** START OF Recorded data **
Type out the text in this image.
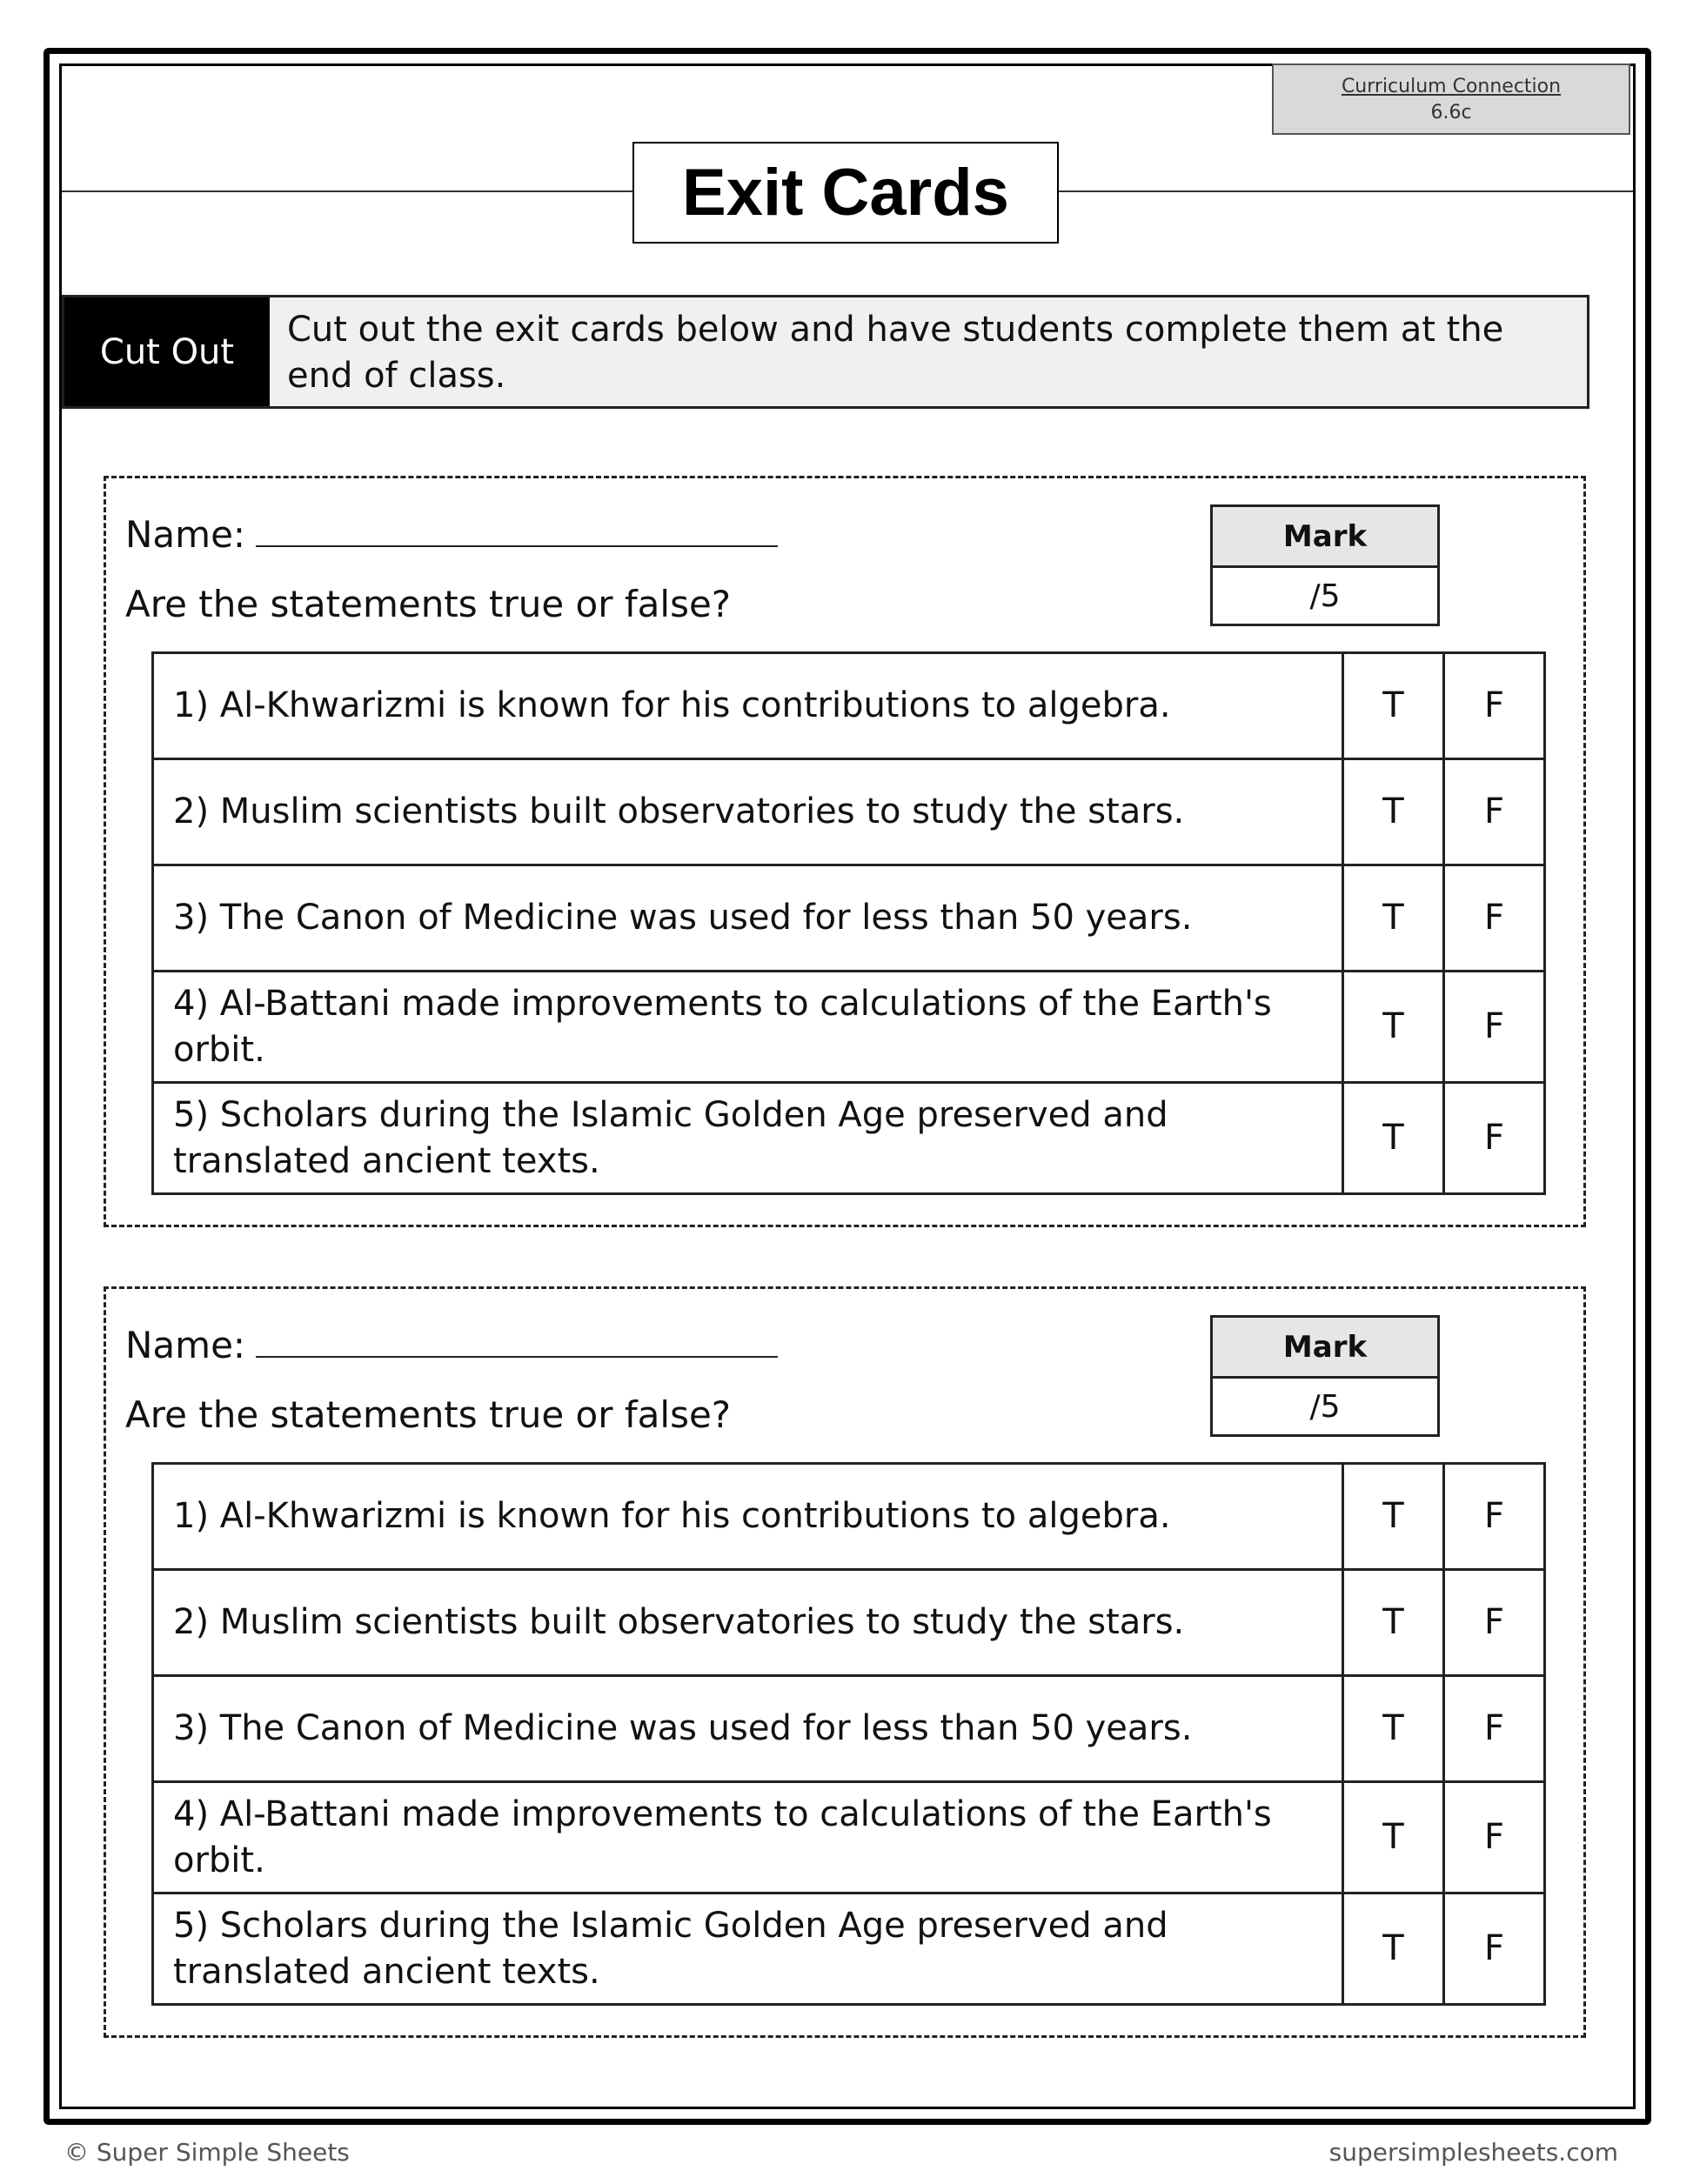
Curriculum Connection
6.6c
Exit Cards
Cut Out
Cut out the exit cards below and have students complete them at the end of class.
Name:
Are the statements true or false?
Mark
/5
1) Al-Khwarizmi is known for his contributions to algebra.	T	F
2) Muslim scientists built observatories to study the stars.	T	F
3) The Canon of Medicine was used for less than 50 years.	T	F
4) Al-Battani made improvements to calculations of the Earth's orbit.	T	F
5) Scholars during the Islamic Golden Age preserved and translated ancient texts.	T	F
Name:
Are the statements true or false?
Mark
/5
1) Al-Khwarizmi is known for his contributions to algebra.	T	F
2) Muslim scientists built observatories to study the stars.	T	F
3) The Canon of Medicine was used for less than 50 years.	T	F
4) Al-Battani made improvements to calculations of the Earth's orbit.	T	F
5) Scholars during the Islamic Golden Age preserved and translated ancient texts.	T	F
© Super Simple Sheets	supersimplesheets.com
** END OF Recorded data **
**What you will do:** Every record must be copied exactly, with images dropped from the result.

**Solution to this task:**
Type out the text in this image.
Curriculum Connection
6.6c
Exit Cards
Cut Out
Cut out the exit cards below and have students complete them at the end of class.
Name:
Are the statements true or false?
Mark
/5
1) Al-Khwarizmi is known for his contributions to algebra.	T	F
2) Muslim scientists built observatories to study the stars.	T	F
3) The Canon of Medicine was used for less than 50 years.	T	F
4) Al-Battani made improvements to calculations of the Earth's orbit.	T	F
5) Scholars during the Islamic Golden Age preserved and translated ancient texts.	T	F
Name:
Are the statements true or false?
Mark
/5
1) Al-Khwarizmi is known for his contributions to algebra.	T	F
2) Muslim scientists built observatories to study the stars.	T	F
3) The Canon of Medicine was used for less than 50 years.	T	F
4) Al-Battani made improvements to calculations of the Earth's orbit.	T	F
5) Scholars during the Islamic Golden Age preserved and translated ancient texts.	T	F
© Super Simple Sheets	supersimplesheets.com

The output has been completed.